Reading text:
>>>>>
Overall, the students who listened to the podcast tended to take better notes than those in the live lecture. Note-taking in both groups correlated highly with test scores, she says.

“We think what happened is that the students with the podcast stopped and started the lecture, and reviewed parts that didn’t make sense to them at first,” says McKinney.

Students who didn’t take notes in the podcasting condition did poorly on the test, she adds. The take-home message for professors: Make sure students know that learning via podcasting only works if you take notes and listen actively. That’s not to say that Brodbeck’s casual listeners aren’t learning, says McKinney, they just may not remember all the details of a lecture a college student would.

“Podcasts are a great way to spread the idea that psychology isn’t just clinical psychology or therapy, but that our research touches language comprehension, judgment, decision-making, learning, health — there are so many different areas,” she says.

Getting started

Want to create your own podcasts? While technical know-how can be hard to come by, the equipment it takes to create a podcast is relatively inexpensive, says Brodbeck. For an audio podcast, all you need is a good computer and a microphone, which you can get for less than $100. The software can be had for free — podcasters who run Windows often use a free program called Audacity. Mac users can edit and compress audio files using GarageBand.
<<<<<
Answer these questions from the podcasting text:
1. Which students tended to take better notes, those who heard the podcast or those in the live lecture?
2. How did students in the podcasting condition who took no notes do on the test?
3. What free program do podcasters running Windows often use?

Data under study:
>>>>>
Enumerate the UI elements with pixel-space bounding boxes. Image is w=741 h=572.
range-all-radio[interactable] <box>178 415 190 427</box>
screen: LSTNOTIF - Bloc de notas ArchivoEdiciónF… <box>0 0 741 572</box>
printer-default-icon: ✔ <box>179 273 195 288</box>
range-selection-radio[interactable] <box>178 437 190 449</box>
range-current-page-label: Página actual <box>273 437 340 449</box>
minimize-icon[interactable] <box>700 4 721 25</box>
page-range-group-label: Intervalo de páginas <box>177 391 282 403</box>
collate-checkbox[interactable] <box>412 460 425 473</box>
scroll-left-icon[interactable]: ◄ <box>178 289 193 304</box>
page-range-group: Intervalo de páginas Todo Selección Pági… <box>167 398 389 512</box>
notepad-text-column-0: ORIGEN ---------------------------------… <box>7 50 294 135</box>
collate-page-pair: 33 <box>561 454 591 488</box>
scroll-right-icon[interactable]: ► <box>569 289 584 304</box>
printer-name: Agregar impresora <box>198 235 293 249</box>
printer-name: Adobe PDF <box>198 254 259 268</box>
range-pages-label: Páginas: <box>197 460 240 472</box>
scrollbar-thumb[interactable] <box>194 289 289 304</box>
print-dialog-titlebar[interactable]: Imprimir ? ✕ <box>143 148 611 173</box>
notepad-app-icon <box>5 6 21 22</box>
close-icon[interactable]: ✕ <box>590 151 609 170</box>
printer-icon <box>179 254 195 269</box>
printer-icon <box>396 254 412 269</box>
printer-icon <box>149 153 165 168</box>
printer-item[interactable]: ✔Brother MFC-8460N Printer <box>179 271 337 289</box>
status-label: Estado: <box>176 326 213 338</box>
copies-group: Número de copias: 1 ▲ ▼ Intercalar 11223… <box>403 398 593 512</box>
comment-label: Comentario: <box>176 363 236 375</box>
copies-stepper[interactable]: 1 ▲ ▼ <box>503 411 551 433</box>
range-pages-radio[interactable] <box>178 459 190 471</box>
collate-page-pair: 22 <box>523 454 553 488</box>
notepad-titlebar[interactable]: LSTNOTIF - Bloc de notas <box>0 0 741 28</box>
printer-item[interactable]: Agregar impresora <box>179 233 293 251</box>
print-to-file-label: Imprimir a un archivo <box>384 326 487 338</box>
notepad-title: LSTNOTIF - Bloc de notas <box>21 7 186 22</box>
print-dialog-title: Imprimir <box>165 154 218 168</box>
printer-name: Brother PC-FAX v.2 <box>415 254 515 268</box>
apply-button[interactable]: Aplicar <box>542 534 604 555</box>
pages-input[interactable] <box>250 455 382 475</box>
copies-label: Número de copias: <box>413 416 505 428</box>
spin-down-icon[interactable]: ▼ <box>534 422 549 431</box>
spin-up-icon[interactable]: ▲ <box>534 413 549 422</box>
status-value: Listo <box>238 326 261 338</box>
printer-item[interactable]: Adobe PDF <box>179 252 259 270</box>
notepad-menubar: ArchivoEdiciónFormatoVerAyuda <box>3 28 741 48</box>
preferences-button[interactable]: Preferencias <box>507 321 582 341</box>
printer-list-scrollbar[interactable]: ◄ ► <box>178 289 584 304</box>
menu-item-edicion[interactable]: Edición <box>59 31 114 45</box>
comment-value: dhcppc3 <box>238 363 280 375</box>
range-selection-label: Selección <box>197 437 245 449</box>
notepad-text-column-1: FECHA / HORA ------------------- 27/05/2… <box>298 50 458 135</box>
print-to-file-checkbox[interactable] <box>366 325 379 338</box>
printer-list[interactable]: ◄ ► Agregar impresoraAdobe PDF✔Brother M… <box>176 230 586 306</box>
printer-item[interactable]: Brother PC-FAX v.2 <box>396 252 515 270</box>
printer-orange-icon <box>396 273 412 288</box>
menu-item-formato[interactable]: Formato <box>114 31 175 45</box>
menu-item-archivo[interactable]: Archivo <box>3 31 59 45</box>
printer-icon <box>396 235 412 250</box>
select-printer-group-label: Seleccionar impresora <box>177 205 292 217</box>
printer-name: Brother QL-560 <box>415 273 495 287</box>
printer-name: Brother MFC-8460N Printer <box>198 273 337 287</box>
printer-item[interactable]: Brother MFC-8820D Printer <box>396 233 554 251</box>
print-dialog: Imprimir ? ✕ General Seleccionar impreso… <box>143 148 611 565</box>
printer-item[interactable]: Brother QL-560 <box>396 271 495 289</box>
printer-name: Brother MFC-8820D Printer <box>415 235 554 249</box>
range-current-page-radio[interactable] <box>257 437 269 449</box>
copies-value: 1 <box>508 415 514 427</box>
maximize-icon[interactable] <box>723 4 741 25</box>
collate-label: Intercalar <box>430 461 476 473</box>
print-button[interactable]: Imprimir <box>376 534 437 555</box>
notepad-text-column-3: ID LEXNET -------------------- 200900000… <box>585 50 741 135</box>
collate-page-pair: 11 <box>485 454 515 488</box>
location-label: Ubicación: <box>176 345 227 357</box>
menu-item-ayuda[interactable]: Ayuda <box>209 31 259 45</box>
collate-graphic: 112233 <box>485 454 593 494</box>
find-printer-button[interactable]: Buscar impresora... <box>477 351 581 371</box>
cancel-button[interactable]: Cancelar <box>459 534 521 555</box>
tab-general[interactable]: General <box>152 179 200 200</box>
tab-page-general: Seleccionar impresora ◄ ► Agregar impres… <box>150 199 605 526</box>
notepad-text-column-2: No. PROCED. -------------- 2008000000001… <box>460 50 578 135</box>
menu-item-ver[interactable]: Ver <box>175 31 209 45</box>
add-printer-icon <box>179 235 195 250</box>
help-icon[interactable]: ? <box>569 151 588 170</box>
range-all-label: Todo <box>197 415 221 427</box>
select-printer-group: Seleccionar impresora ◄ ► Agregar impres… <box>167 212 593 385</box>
<<<<<
Solution for this problem:
1. The students who listened to the podcast.
2. They did poorly.
3. Audacity.